(Zitierte Textstelle):

# Hochteich anlegen



## dynamitelifter (19. Apr. 2018)

Hallo Zusammen,

ich bin neu hier im Forum. 
Zu mir: Ich bin Ende 30 und habe gerade erst ein Haus gebaut wo es jetzt an die Außenanlagen geht. Erfahrungen direkt mit Teichen habe ich eigentlich keine. Warum eigentlich? Naja ich habe schon sehr viel Erfahrungen in der Aquaristik. Zuletzt ein 1400L Meerwasser Becken.

Im Zuge der Gartengestaltung, habe ich mich kurzfristig dazu entschlossen einen Hochteich zu bauen. Ich wollte das ganze an meine Terrasse anbauen. Ich habe auch schon fleißig in Sketchup gezeichnet. Im Anhang seht ihr meine Skizze dazu.

Was sollte ich alles beachten? Ich wollte innerhalb der Mauer noch in die Tiefe gehen, um so auf mehr Wasservolumen zu kommen. Ganz nett wäre es wenn ich vielleicht so zwei oder drei Kois darin halten könnte.
Brauche ich bei so einer Größe unbedingt ein Bodenablauf? Ich könnte mir auch gut vorstellen von der Wiese her kommend einen kleinen Bachlauf zu machen, um ein bisschen Geplätscher zu haben...

Beste Grüße
Mike


----------



## Zacky (19. Apr. 2018)

Hallo Mike.

Herzlich Willkommen bei uns.

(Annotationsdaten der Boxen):
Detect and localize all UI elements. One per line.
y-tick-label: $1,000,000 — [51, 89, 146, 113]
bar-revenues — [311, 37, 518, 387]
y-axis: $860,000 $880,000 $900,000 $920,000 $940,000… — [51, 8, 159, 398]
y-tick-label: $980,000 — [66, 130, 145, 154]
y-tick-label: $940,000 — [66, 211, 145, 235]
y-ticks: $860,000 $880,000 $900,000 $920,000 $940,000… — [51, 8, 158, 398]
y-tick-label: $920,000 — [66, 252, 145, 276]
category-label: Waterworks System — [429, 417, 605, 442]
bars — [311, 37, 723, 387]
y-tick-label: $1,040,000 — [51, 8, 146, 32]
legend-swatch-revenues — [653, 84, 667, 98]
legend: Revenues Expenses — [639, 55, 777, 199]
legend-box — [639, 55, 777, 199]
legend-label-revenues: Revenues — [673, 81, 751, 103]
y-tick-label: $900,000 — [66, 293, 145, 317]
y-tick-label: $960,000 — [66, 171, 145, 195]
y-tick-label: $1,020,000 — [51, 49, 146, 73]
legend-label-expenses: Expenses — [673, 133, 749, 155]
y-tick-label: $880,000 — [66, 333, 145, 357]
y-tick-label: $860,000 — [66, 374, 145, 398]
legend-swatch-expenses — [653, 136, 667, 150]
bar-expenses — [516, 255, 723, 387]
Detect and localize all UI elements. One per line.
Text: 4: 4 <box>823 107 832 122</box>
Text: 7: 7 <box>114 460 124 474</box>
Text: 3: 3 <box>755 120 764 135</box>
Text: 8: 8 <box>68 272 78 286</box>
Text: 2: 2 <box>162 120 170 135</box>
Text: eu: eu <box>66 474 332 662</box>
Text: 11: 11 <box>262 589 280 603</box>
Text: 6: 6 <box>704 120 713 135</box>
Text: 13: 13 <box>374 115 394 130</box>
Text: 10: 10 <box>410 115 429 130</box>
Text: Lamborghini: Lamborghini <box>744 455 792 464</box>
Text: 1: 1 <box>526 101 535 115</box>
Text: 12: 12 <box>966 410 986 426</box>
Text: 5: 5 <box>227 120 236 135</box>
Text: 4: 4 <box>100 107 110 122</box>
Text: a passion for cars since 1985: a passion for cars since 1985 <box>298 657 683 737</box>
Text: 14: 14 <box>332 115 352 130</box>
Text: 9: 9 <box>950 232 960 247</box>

(Ziele):
#1 Gib bitte aus dem Forumsthread den Teil genau wieder, der mit den Worten „# Hochteich anlegen“ beginnt und mit „1400L Meerwasser Becken.“ endet.
#2 Welches Volumen hatte laut dem Forumsthread das zuletzt betriebene Meerwasserbecken von dynamitelifter?
Die Einträge stammen aus einer anderen Quelle als der Forumsthread.

(Ergebnisse je Aufgabe):
#1
# Hochteich anlegen



## dynamitelifter (19. Apr. 2018)

Hallo Zusammen,

ich bin neu hier im Forum. 
Zu mir: Ich bin Ende 30 und habe gerade erst ein Haus gebaut wo es jetzt an die Außenanlagen geht. Erfahrungen direkt mit Teichen habe ich eigentlich keine. Warum eigentlich? Naja ich habe schon sehr viel Erfahrungen in der Aquaristik. Zuletzt ein 1400L Meerwasser Becken.

#2 1400 Liter